▶ [PROBLEM DETAILS] Print all records exactly, leaving nothing out.

▶ [DATASET CONTENT]

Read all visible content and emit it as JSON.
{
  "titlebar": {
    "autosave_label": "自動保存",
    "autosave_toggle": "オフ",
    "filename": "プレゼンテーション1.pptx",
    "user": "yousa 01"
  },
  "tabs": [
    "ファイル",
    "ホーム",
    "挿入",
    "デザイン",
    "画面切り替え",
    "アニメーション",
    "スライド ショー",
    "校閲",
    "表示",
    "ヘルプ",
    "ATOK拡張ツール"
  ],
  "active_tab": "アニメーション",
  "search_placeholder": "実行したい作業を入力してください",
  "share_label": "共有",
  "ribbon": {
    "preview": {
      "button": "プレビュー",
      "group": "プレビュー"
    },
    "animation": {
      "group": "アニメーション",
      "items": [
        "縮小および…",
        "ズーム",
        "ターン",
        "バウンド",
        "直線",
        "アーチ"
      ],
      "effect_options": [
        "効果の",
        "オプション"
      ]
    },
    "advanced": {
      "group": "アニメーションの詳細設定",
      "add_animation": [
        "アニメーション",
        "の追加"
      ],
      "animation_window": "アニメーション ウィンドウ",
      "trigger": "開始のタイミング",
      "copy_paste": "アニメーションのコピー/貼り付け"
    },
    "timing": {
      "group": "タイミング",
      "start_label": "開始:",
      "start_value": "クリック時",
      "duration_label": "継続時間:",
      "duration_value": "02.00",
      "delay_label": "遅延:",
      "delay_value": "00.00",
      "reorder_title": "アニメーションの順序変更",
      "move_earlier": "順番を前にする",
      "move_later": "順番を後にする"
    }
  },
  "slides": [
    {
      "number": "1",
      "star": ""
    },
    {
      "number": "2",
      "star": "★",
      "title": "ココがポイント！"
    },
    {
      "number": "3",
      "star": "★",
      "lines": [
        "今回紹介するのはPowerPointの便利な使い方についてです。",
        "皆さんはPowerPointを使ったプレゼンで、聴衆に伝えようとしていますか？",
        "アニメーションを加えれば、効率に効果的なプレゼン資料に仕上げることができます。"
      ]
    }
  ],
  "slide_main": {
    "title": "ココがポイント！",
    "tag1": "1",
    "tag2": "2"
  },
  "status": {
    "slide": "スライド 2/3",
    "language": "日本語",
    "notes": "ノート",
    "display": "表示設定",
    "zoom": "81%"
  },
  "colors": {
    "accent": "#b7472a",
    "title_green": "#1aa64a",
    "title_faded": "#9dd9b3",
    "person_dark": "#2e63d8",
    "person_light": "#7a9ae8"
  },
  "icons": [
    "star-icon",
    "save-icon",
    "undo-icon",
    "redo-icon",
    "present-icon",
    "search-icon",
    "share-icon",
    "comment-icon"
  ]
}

▶ [FULL OUTPUT]
Read all visible content and emit it as JSON.
{
  "titlebar": {
    "autosave_label": "自動保存",
    "autosave_toggle": "オフ",
    "filename": "プレゼンテーション1.pptx",
    "user": "yousa 01"
  },
  "tabs": [
    "ファイル",
    "ホーム",
    "挿入",
    "デザイン",
    "画面切り替え",
    "アニメーション",
    "スライド ショー",
    "校閲",
    "表示",
    "ヘルプ",
    "ATOK拡張ツール"
  ],
  "active_tab": "アニメーション",
  "search_placeholder": "実行したい作業を入力してください",
  "share_label": "共有",
  "ribbon": {
    "preview": {
      "button": "プレビュー",
      "group": "プレビュー"
    },
    "animation": {
      "group": "アニメーション",
      "items": [
        "縮小および…",
        "ズーム",
        "ターン",
        "バウンド",
        "直線",
        "アーチ"
      ],
      "effect_options": [
        "効果の",
        "オプション"
      ]
    },
    "advanced": {
      "group": "アニメーションの詳細設定",
      "add_animation": [
        "アニメーション",
        "の追加"
      ],
      "animation_window": "アニメーション ウィンドウ",
      "trigger": "開始のタイミング",
      "copy_paste": "アニメーションのコピー/貼り付け"
    },
    "timing": {
      "group": "タイミング",
      "start_label": "開始:",
      "start_value": "クリック時",
      "duration_label": "継続時間:",
      "duration_value": "02.00",
      "delay_label": "遅延:",
      "delay_value": "00.00",
      "reorder_title": "アニメーションの順序変更",
      "move_earlier": "順番を前にする",
      "move_later": "順番を後にする"
    }
  },
  "slides": [
    {
      "number": "1",
      "star": ""
    },
    {
      "number": "2",
      "star": "★",
      "title": "ココがポイント！"
    },
    {
      "number": "3",
      "star": "★",
      "lines": [
        "今回紹介するのはPowerPointの便利な使い方についてです。",
        "皆さんはPowerPointを使ったプレゼンで、聴衆に伝えようとしていますか？",
        "アニメーションを加えれば、効率に効果的なプレゼン資料に仕上げることができます。"
      ]
    }
  ],
  "slide_main": {
    "title": "ココがポイント！",
    "tag1": "1",
    "tag2": "2"
  },
  "status": {
    "slide": "スライド 2/3",
    "language": "日本語",
    "notes": "ノート",
    "display": "表示設定",
    "zoom": "81%"
  },
  "colors": {
    "accent": "#b7472a",
    "title_green": "#1aa64a",
    "title_faded": "#9dd9b3",
    "person_dark": "#2e63d8",
    "person_light": "#7a9ae8"
  },
  "icons": [
    "star-icon",
    "save-icon",
    "undo-icon",
    "redo-icon",
    "present-icon",
    "search-icon",
    "share-icon",
    "comment-icon"
  ]
}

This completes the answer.